Data entries:
START

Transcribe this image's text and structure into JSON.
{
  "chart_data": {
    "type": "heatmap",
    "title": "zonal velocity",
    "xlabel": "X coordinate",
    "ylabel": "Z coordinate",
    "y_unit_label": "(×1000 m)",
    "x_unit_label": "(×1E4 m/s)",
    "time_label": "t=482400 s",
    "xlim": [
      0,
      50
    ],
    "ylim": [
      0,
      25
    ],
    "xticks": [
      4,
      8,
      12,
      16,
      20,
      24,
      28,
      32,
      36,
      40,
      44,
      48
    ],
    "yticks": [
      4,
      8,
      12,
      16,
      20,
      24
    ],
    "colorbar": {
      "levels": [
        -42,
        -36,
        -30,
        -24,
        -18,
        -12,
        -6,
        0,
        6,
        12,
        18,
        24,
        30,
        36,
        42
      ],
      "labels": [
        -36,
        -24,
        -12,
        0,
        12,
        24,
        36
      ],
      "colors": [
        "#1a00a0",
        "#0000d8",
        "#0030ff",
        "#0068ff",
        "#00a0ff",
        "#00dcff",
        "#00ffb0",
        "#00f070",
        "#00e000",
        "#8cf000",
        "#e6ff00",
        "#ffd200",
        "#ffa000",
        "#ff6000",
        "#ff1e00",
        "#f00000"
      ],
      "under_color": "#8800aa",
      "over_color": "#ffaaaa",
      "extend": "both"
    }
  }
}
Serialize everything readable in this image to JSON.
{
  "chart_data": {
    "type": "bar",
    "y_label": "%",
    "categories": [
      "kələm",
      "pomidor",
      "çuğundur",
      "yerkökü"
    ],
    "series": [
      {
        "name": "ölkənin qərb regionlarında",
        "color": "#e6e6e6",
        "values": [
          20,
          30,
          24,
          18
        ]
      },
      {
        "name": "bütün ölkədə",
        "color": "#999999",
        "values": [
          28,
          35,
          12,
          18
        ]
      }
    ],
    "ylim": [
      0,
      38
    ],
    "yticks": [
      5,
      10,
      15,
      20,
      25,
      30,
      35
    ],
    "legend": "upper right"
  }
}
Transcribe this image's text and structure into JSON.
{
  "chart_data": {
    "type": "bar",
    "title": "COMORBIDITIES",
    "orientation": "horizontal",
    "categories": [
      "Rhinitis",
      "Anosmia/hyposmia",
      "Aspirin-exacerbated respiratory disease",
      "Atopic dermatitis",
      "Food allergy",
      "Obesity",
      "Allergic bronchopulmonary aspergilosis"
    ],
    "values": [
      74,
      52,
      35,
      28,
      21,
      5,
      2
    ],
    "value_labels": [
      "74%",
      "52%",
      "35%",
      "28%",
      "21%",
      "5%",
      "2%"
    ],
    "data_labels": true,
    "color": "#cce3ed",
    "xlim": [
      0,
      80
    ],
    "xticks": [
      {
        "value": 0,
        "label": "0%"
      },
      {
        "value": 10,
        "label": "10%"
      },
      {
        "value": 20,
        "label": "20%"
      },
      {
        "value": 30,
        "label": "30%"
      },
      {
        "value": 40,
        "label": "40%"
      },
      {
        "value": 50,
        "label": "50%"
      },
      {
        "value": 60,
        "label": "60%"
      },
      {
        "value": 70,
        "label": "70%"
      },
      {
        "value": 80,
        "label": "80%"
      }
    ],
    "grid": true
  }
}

END

▸ Your objective
Please reproduce the entire listing, exactly as shown.

▸ Exercise solution
Transcribe this image's text and structure into JSON.
{
  "chart_data": {
    "type": "heatmap",
    "title": "zonal velocity",
    "xlabel": "X coordinate",
    "ylabel": "Z coordinate",
    "y_unit_label": "(×1000 m)",
    "x_unit_label": "(×1E4 m/s)",
    "time_label": "t=482400 s",
    "xlim": [
      0,
      50
    ],
    "ylim": [
      0,
      25
    ],
    "xticks": [
      4,
      8,
      12,
      16,
      20,
      24,
      28,
      32,
      36,
      40,
      44,
      48
    ],
    "yticks": [
      4,
      8,
      12,
      16,
      20,
      24
    ],
    "colorbar": {
      "levels": [
        -42,
        -36,
        -30,
        -24,
        -18,
        -12,
        -6,
        0,
        6,
        12,
        18,
        24,
        30,
        36,
        42
      ],
      "labels": [
        -36,
        -24,
        -12,
        0,
        12,
        24,
        36
      ],
      "colors": [
        "#1a00a0",
        "#0000d8",
        "#0030ff",
        "#0068ff",
        "#00a0ff",
        "#00dcff",
        "#00ffb0",
        "#00f070",
        "#00e000",
        "#8cf000",
        "#e6ff00",
        "#ffd200",
        "#ffa000",
        "#ff6000",
        "#ff1e00",
        "#f00000"
      ],
      "under_color": "#8800aa",
      "over_color": "#ffaaaa",
      "extend": "both"
    }
  }
}
Serialize everything readable in this image to JSON.
{
  "chart_data": {
    "type": "bar",
    "y_label": "%",
    "categories": [
      "kələm",
      "pomidor",
      "çuğundur",
      "yerkökü"
    ],
    "series": [
      {
        "name": "ölkənin qərb regionlarında",
        "color": "#e6e6e6",
        "values": [
          20,
          30,
          24,
          18
        ]
      },
      {
        "name": "bütün ölkədə",
        "color": "#999999",
        "values": [
          28,
          35,
          12,
          18
        ]
      }
    ],
    "ylim": [
      0,
      38
    ],
    "yticks": [
      5,
      10,
      15,
      20,
      25,
      30,
      35
    ],
    "legend": "upper right"
  }
}
Transcribe this image's text and structure into JSON.
{
  "chart_data": {
    "type": "bar",
    "title": "COMORBIDITIES",
    "orientation": "horizontal",
    "categories": [
      "Rhinitis",
      "Anosmia/hyposmia",
      "Aspirin-exacerbated respiratory disease",
      "Atopic dermatitis",
      "Food allergy",
      "Obesity",
      "Allergic bronchopulmonary aspergilosis"
    ],
    "values": [
      74,
      52,
      35,
      28,
      21,
      5,
      2
    ],
    "value_labels": [
      "74%",
      "52%",
      "35%",
      "28%",
      "21%",
      "5%",
      "2%"
    ],
    "data_labels": true,
    "color": "#cce3ed",
    "xlim": [
      0,
      80
    ],
    "xticks": [
      {
        "value": 0,
        "label": "0%"
      },
      {
        "value": 10,
        "label": "10%"
      },
      {
        "value": 20,
        "label": "20%"
      },
      {
        "value": 30,
        "label": "30%"
      },
      {
        "value": 40,
        "label": "40%"
      },
      {
        "value": 50,
        "label": "50%"
      },
      {
        "value": 60,
        "label": "60%"
      },
      {
        "value": 70,
        "label": "70%"
      },
      {
        "value": 80,
        "label": "80%"
      }
    ],
    "grid": true
  }
}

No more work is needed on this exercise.